Records contained in a dataset
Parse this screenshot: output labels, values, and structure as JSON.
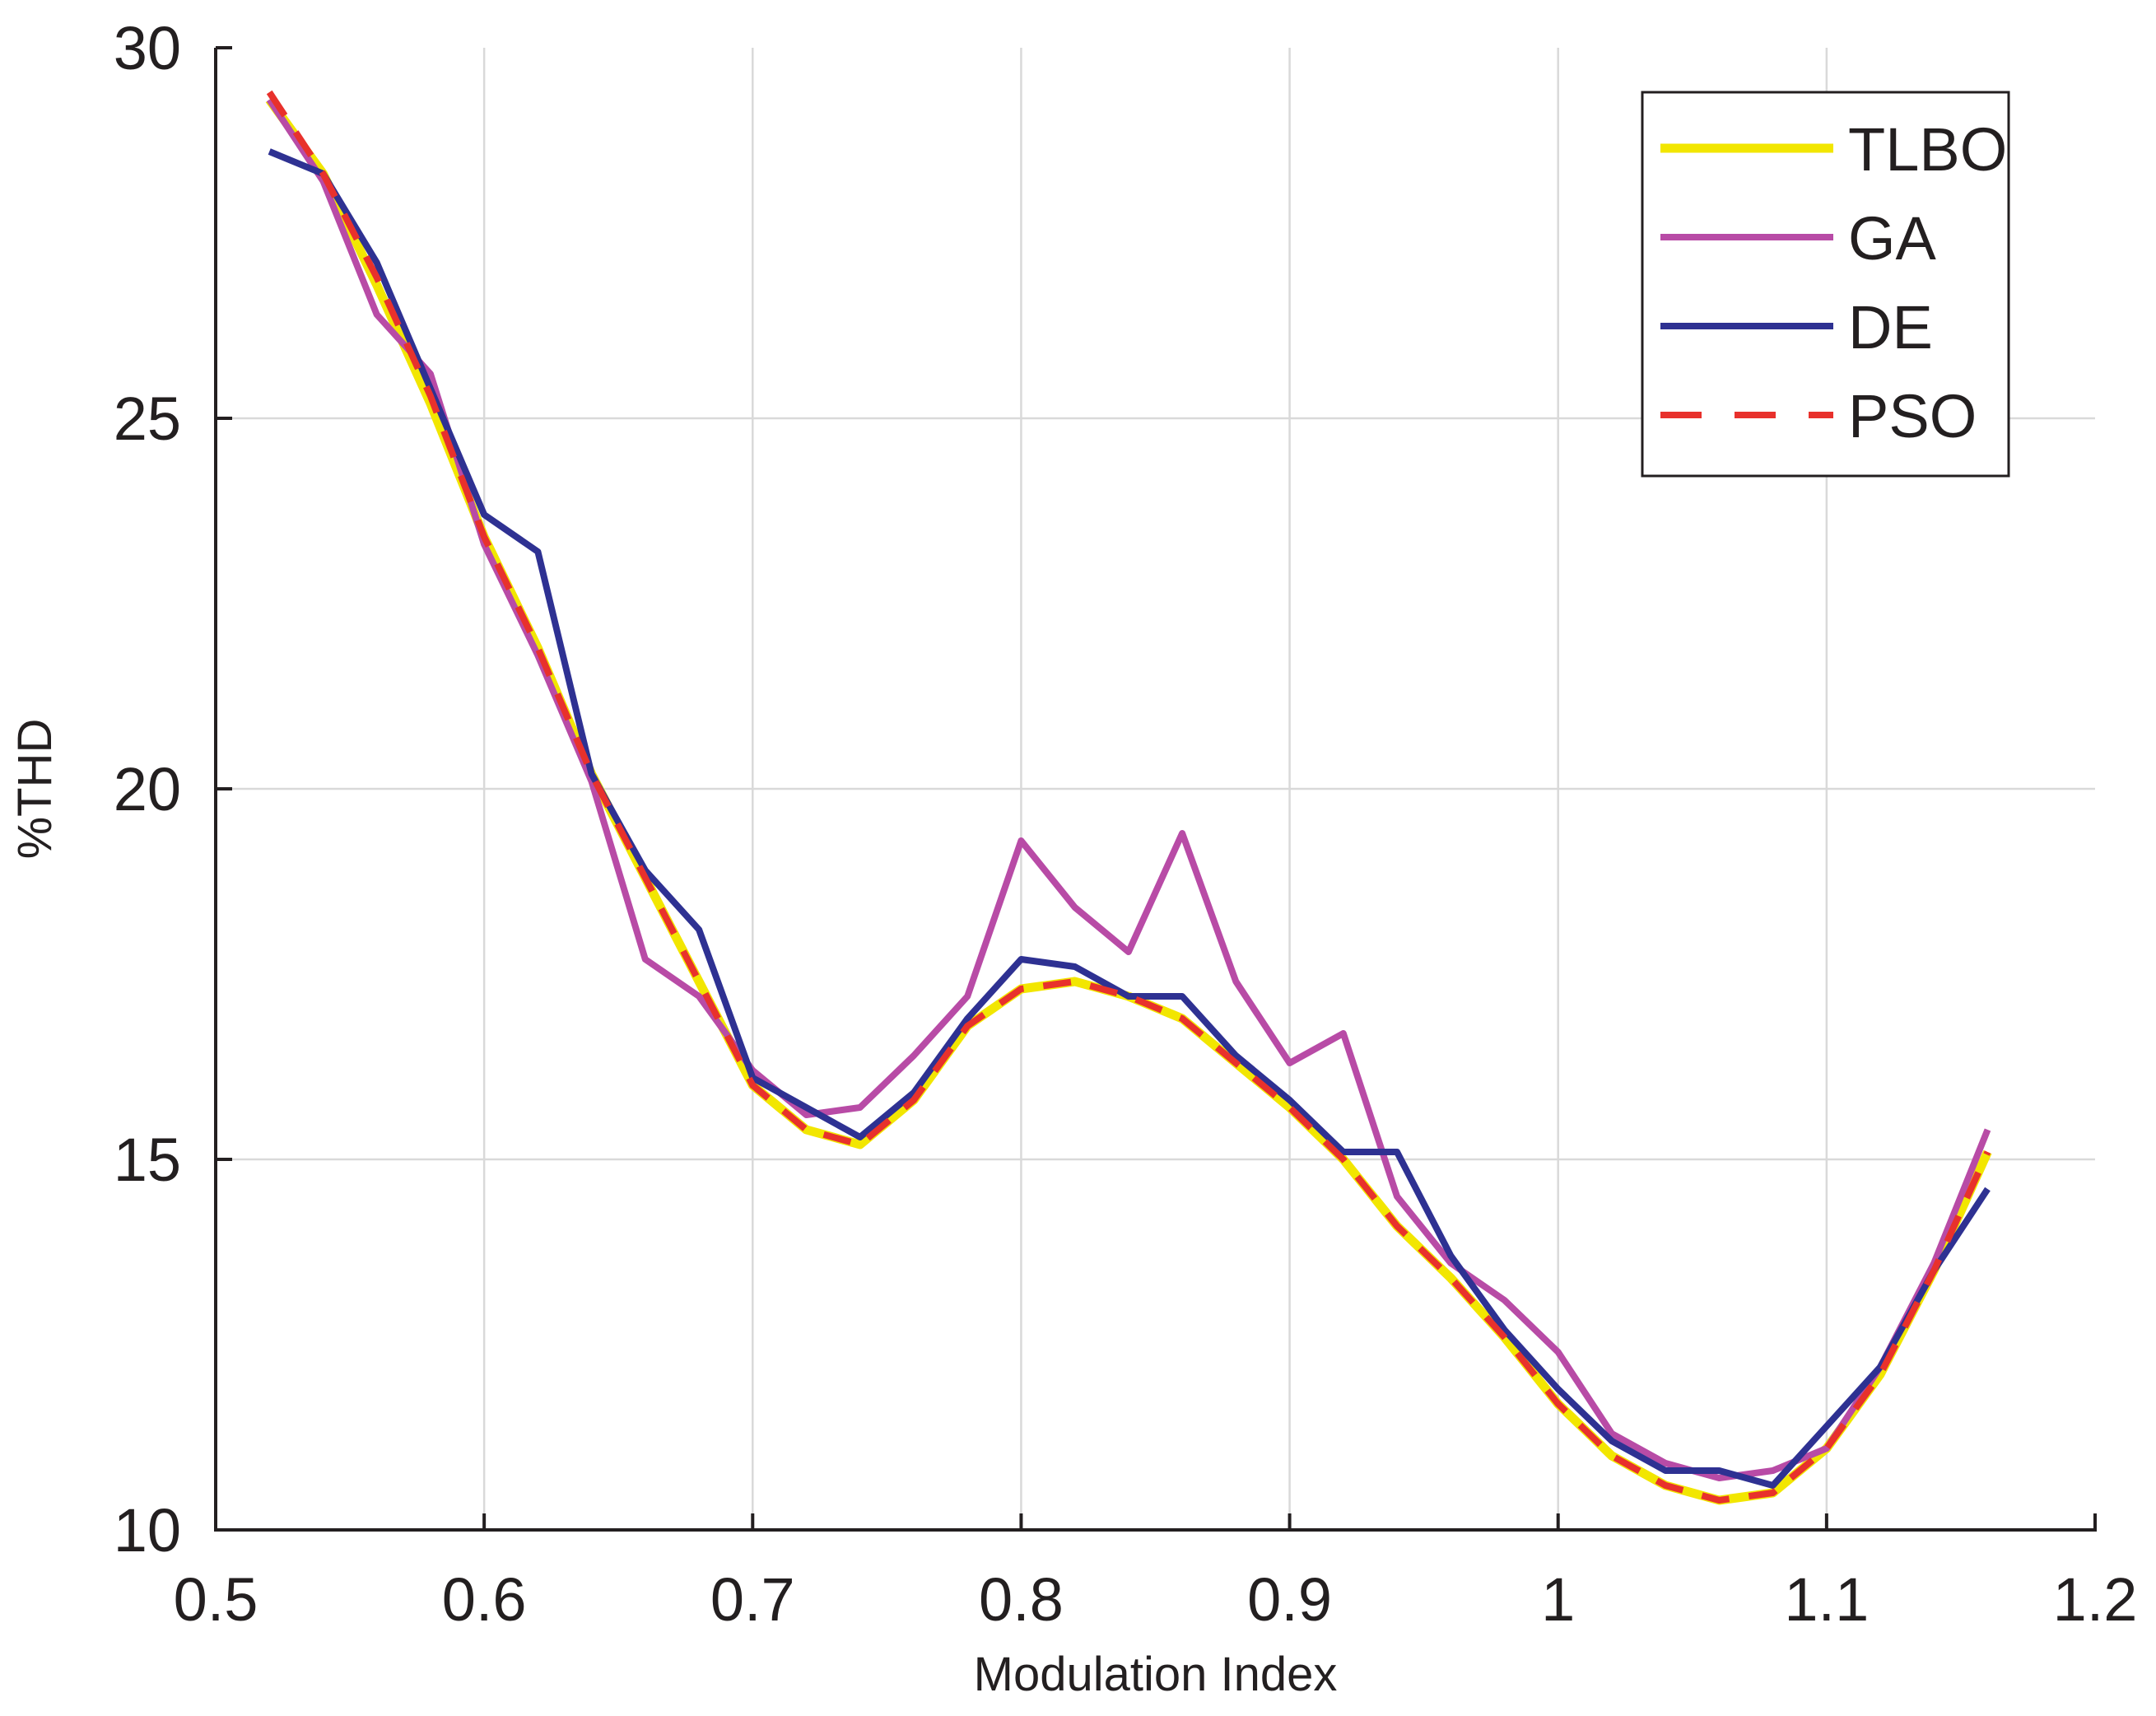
{
  "chart_data": {
    "type": "line",
    "title": "",
    "xlabel": "Modulation Index",
    "ylabel": "%THD",
    "xlim": [
      0.5,
      1.2
    ],
    "ylim": [
      10,
      30
    ],
    "xticks": [
      0.5,
      0.6,
      0.7,
      0.8,
      0.9,
      1.0,
      1.1,
      1.2
    ],
    "xtick_labels": [
      "0.5",
      "0.6",
      "0.7",
      "0.8",
      "0.9",
      "1",
      "1.1",
      "1.2"
    ],
    "yticks": [
      10,
      15,
      20,
      25,
      30
    ],
    "ytick_labels": [
      "10",
      "15",
      "20",
      "25",
      "30"
    ],
    "grid": true,
    "legend_position": "top-right",
    "x": [
      0.52,
      0.54,
      0.56,
      0.58,
      0.6,
      0.62,
      0.64,
      0.66,
      0.68,
      0.7,
      0.72,
      0.74,
      0.76,
      0.78,
      0.8,
      0.82,
      0.84,
      0.86,
      0.88,
      0.9,
      0.92,
      0.94,
      0.96,
      0.98,
      1.0,
      1.02,
      1.04,
      1.06,
      1.08,
      1.1,
      1.12,
      1.14,
      1.16
    ],
    "series": [
      {
        "name": "TLBO",
        "color": "#f2e600",
        "style": "solid",
        "values": [
          29.3,
          28.3,
          26.8,
          25.2,
          23.4,
          21.9,
          20.2,
          18.8,
          17.4,
          16.0,
          15.4,
          15.2,
          15.8,
          16.8,
          17.3,
          17.4,
          17.2,
          16.9,
          16.3,
          15.7,
          15.0,
          14.1,
          13.4,
          12.6,
          11.7,
          11.0,
          10.6,
          10.4,
          10.5,
          11.1,
          12.1,
          13.5,
          15.1
        ]
      },
      {
        "name": "GA",
        "color": "#b84ba6",
        "style": "solid",
        "values": [
          29.3,
          28.2,
          26.4,
          25.6,
          23.3,
          21.8,
          20.1,
          17.7,
          17.2,
          16.2,
          15.6,
          15.7,
          16.4,
          17.2,
          19.3,
          18.4,
          17.8,
          19.4,
          17.4,
          16.3,
          16.7,
          14.5,
          13.6,
          13.1,
          12.4,
          11.3,
          10.9,
          10.7,
          10.8,
          11.1,
          12.2,
          13.6,
          15.4
        ]
      },
      {
        "name": "DE",
        "color": "#2e3192",
        "style": "solid",
        "values": [
          28.6,
          28.3,
          27.1,
          25.4,
          23.7,
          23.2,
          20.2,
          18.9,
          18.1,
          16.1,
          15.7,
          15.3,
          15.9,
          16.9,
          17.7,
          17.6,
          17.2,
          17.2,
          16.4,
          15.8,
          15.1,
          15.1,
          13.7,
          12.7,
          11.9,
          11.2,
          10.8,
          10.8,
          10.6,
          11.4,
          12.2,
          13.5,
          14.6
        ]
      },
      {
        "name": "PSO",
        "color": "#e8312c",
        "style": "dashed",
        "values": [
          29.4,
          28.3,
          26.9,
          25.3,
          23.4,
          21.9,
          20.2,
          18.8,
          17.4,
          16.0,
          15.4,
          15.2,
          15.8,
          16.8,
          17.3,
          17.4,
          17.2,
          16.9,
          16.3,
          15.7,
          15.0,
          14.1,
          13.4,
          12.6,
          11.7,
          11.0,
          10.6,
          10.4,
          10.5,
          11.1,
          12.1,
          13.5,
          15.1
        ]
      }
    ]
  }
}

▶ [TO DO]: Output the lines above in full and exactly as given, omitting any pictures.

▶ [REPLY]:
Parse this screenshot: output labels, values, and structure as JSON.
{
  "chart_data": {
    "type": "line",
    "title": "",
    "xlabel": "Modulation Index",
    "ylabel": "%THD",
    "xlim": [
      0.5,
      1.2
    ],
    "ylim": [
      10,
      30
    ],
    "xticks": [
      0.5,
      0.6,
      0.7,
      0.8,
      0.9,
      1.0,
      1.1,
      1.2
    ],
    "xtick_labels": [
      "0.5",
      "0.6",
      "0.7",
      "0.8",
      "0.9",
      "1",
      "1.1",
      "1.2"
    ],
    "yticks": [
      10,
      15,
      20,
      25,
      30
    ],
    "ytick_labels": [
      "10",
      "15",
      "20",
      "25",
      "30"
    ],
    "grid": true,
    "legend_position": "top-right",
    "x": [
      0.52,
      0.54,
      0.56,
      0.58,
      0.6,
      0.62,
      0.64,
      0.66,
      0.68,
      0.7,
      0.72,
      0.74,
      0.76,
      0.78,
      0.8,
      0.82,
      0.84,
      0.86,
      0.88,
      0.9,
      0.92,
      0.94,
      0.96,
      0.98,
      1.0,
      1.02,
      1.04,
      1.06,
      1.08,
      1.1,
      1.12,
      1.14,
      1.16
    ],
    "series": [
      {
        "name": "TLBO",
        "color": "#f2e600",
        "style": "solid",
        "values": [
          29.3,
          28.3,
          26.8,
          25.2,
          23.4,
          21.9,
          20.2,
          18.8,
          17.4,
          16.0,
          15.4,
          15.2,
          15.8,
          16.8,
          17.3,
          17.4,
          17.2,
          16.9,
          16.3,
          15.7,
          15.0,
          14.1,
          13.4,
          12.6,
          11.7,
          11.0,
          10.6,
          10.4,
          10.5,
          11.1,
          12.1,
          13.5,
          15.1
        ]
      },
      {
        "name": "GA",
        "color": "#b84ba6",
        "style": "solid",
        "values": [
          29.3,
          28.2,
          26.4,
          25.6,
          23.3,
          21.8,
          20.1,
          17.7,
          17.2,
          16.2,
          15.6,
          15.7,
          16.4,
          17.2,
          19.3,
          18.4,
          17.8,
          19.4,
          17.4,
          16.3,
          16.7,
          14.5,
          13.6,
          13.1,
          12.4,
          11.3,
          10.9,
          10.7,
          10.8,
          11.1,
          12.2,
          13.6,
          15.4
        ]
      },
      {
        "name": "DE",
        "color": "#2e3192",
        "style": "solid",
        "values": [
          28.6,
          28.3,
          27.1,
          25.4,
          23.7,
          23.2,
          20.2,
          18.9,
          18.1,
          16.1,
          15.7,
          15.3,
          15.9,
          16.9,
          17.7,
          17.6,
          17.2,
          17.2,
          16.4,
          15.8,
          15.1,
          15.1,
          13.7,
          12.7,
          11.9,
          11.2,
          10.8,
          10.8,
          10.6,
          11.4,
          12.2,
          13.5,
          14.6
        ]
      },
      {
        "name": "PSO",
        "color": "#e8312c",
        "style": "dashed",
        "values": [
          29.4,
          28.3,
          26.9,
          25.3,
          23.4,
          21.9,
          20.2,
          18.8,
          17.4,
          16.0,
          15.4,
          15.2,
          15.8,
          16.8,
          17.3,
          17.4,
          17.2,
          16.9,
          16.3,
          15.7,
          15.0,
          14.1,
          13.4,
          12.6,
          11.7,
          11.0,
          10.6,
          10.4,
          10.5,
          11.1,
          12.1,
          13.5,
          15.1
        ]
      }
    ]
  }
}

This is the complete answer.